▸ EXCERPTED RECORDS:
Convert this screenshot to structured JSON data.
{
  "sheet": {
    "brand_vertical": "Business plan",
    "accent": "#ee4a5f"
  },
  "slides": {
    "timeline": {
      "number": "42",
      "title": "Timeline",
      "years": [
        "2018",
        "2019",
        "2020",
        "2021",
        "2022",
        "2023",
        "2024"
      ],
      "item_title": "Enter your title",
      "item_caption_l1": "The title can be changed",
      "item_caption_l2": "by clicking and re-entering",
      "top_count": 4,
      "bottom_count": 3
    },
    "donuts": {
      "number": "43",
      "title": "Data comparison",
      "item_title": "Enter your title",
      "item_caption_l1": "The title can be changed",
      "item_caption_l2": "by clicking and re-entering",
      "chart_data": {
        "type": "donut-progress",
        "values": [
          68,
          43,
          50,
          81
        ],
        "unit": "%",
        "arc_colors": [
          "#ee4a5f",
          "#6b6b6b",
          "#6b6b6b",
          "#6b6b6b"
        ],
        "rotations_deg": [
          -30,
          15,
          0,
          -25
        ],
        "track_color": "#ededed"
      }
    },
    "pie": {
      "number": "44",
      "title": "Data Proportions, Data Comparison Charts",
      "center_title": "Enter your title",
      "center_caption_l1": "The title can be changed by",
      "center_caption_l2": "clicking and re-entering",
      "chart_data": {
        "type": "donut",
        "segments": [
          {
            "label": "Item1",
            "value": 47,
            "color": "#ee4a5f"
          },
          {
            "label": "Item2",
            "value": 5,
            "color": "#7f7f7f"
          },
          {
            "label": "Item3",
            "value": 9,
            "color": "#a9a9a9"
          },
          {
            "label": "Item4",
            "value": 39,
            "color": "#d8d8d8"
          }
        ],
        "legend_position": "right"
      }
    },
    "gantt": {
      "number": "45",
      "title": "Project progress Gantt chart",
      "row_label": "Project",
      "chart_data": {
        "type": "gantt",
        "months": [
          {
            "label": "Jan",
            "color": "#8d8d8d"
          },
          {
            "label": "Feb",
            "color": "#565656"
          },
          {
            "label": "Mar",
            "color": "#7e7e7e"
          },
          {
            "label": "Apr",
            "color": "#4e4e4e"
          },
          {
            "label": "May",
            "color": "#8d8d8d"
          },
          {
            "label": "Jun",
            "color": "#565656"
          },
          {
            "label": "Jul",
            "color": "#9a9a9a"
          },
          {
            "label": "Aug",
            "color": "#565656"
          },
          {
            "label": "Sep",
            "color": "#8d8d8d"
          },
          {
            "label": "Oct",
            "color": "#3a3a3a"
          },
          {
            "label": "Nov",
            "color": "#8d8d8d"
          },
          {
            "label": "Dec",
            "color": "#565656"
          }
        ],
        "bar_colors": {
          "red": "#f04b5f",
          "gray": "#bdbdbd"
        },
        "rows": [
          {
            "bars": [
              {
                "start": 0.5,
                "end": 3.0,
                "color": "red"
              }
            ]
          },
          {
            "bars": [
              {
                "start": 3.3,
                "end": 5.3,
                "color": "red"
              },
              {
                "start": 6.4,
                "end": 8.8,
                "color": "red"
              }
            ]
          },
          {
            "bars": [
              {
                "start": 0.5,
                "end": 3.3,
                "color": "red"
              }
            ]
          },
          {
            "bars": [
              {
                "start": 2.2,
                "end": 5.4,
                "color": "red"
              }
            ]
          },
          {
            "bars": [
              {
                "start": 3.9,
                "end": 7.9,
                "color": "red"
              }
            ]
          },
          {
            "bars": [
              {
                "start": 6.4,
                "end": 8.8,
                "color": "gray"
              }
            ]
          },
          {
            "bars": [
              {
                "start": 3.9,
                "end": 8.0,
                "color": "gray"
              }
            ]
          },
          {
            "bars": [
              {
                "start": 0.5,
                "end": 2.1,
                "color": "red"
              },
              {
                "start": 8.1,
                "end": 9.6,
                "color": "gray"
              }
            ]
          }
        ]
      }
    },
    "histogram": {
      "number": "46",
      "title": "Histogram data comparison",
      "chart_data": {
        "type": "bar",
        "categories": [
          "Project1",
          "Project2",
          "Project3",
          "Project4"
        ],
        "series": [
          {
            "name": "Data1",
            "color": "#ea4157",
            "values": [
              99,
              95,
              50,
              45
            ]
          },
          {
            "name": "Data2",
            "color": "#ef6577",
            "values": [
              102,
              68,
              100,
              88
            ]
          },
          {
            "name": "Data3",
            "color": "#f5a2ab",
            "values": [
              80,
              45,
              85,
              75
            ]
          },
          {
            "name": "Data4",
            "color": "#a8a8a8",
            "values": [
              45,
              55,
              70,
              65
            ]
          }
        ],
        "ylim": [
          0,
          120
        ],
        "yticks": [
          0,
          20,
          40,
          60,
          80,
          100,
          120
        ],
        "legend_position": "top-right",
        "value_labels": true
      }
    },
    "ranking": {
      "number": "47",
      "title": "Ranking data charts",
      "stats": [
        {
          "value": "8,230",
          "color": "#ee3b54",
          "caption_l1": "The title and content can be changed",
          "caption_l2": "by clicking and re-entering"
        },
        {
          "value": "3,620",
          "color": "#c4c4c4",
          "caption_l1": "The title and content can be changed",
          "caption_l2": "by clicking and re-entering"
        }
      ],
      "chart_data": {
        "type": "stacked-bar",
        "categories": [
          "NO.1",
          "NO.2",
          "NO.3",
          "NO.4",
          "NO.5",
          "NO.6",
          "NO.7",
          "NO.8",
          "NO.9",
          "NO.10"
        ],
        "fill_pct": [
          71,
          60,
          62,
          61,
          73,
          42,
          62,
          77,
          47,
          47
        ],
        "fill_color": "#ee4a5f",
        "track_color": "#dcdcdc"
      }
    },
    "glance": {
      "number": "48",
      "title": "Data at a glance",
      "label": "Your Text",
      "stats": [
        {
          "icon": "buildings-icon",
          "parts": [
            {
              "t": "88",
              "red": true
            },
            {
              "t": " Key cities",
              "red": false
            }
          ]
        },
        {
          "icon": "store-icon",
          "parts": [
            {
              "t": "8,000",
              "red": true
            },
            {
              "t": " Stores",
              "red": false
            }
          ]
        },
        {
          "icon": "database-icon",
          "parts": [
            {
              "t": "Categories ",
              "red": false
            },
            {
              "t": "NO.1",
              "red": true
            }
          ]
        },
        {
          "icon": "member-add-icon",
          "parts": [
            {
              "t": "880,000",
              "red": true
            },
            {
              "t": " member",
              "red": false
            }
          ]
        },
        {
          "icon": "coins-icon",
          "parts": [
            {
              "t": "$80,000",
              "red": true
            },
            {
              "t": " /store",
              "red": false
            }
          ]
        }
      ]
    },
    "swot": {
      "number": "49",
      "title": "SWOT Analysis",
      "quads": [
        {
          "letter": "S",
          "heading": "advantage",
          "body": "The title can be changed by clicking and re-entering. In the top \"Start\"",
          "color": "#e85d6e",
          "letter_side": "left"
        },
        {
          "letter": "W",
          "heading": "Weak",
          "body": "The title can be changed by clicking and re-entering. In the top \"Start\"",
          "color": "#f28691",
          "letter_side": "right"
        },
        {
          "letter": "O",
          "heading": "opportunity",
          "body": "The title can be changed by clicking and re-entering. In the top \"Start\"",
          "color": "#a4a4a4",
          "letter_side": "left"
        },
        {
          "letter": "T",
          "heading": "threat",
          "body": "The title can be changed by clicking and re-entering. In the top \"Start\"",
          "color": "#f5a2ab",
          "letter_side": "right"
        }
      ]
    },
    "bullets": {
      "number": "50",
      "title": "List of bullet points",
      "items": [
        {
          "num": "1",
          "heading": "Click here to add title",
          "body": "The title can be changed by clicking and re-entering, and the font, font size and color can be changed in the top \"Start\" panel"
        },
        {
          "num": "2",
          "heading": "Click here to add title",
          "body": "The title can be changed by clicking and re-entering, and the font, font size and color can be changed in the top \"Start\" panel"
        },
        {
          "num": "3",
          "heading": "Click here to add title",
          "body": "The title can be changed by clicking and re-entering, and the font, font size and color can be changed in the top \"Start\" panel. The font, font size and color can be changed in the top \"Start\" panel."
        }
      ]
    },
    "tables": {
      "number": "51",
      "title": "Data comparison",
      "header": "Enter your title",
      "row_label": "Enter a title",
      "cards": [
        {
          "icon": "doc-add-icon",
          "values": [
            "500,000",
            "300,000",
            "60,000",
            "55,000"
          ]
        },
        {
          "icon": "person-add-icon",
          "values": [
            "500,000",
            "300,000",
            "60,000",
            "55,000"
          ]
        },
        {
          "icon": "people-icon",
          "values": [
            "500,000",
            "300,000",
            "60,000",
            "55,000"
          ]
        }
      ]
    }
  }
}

▸ GIVEN REQUEST: Every line that holds the string "progress" should be returned.

▸ WORKED SOLUTION:
        "type": "donut-progress",
      "title": "Project progress Gantt chart",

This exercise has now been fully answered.